= Assignment =
Please provide the entries below again, word for word.

= Data supplied =
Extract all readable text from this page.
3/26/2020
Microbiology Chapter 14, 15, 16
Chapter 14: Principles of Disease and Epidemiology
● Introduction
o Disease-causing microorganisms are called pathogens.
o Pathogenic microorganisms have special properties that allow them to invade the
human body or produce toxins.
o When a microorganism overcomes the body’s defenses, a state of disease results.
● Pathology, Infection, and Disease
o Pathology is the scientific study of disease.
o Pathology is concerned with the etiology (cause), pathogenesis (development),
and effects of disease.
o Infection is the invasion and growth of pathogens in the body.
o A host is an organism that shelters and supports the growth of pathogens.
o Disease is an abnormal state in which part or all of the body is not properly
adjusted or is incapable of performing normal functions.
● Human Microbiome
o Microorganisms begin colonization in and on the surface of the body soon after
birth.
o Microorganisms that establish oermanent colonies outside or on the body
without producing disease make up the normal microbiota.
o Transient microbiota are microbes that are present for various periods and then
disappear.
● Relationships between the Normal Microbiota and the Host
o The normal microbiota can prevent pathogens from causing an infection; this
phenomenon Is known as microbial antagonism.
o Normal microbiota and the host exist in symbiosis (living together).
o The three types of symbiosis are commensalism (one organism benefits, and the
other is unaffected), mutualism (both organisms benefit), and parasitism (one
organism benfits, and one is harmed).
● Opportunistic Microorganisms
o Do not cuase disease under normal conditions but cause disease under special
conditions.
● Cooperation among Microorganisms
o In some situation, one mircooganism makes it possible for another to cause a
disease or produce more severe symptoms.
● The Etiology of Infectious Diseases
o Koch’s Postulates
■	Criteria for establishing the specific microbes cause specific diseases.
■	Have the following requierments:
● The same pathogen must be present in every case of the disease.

= Exercise result =
Extract all readable text from this page.
3/26/2020
Microbiology Chapter 14, 15, 16
Chapter 14: Principles of Disease and Epidemiology
● Introduction
o Disease-causing microorganisms are called pathogens.
o Pathogenic microorganisms have special properties that allow them to invade the
human body or produce toxins.
o When a microorganism overcomes the body’s defenses, a state of disease results.
● Pathology, Infection, and Disease
o Pathology is the scientific study of disease.
o Pathology is concerned with the etiology (cause), pathogenesis (development),
and effects of disease.
o Infection is the invasion and growth of pathogens in the body.
o A host is an organism that shelters and supports the growth of pathogens.
o Disease is an abnormal state in which part or all of the body is not properly
adjusted or is incapable of performing normal functions.
● Human Microbiome
o Microorganisms begin colonization in and on the surface of the body soon after
birth.
o Microorganisms that establish oermanent colonies outside or on the body
without producing disease make up the normal microbiota.
o Transient microbiota are microbes that are present for various periods and then
disappear.
● Relationships between the Normal Microbiota and the Host
o The normal microbiota can prevent pathogens from causing an infection; this
phenomenon Is known as microbial antagonism.
o Normal microbiota and the host exist in symbiosis (living together).
o The three types of symbiosis are commensalism (one organism benefits, and the
other is unaffected), mutualism (both organisms benefit), and parasitism (one
organism benfits, and one is harmed).
● Opportunistic Microorganisms
o Do not cuase disease under normal conditions but cause disease under special
conditions.
● Cooperation among Microorganisms
o In some situation, one mircooganism makes it possible for another to cause a
disease or produce more severe symptoms.
● The Etiology of Infectious Diseases
o Koch’s Postulates
■	Criteria for establishing the specific microbes cause specific diseases.
■	Have the following requierments:
● The same pathogen must be present in every case of the disease.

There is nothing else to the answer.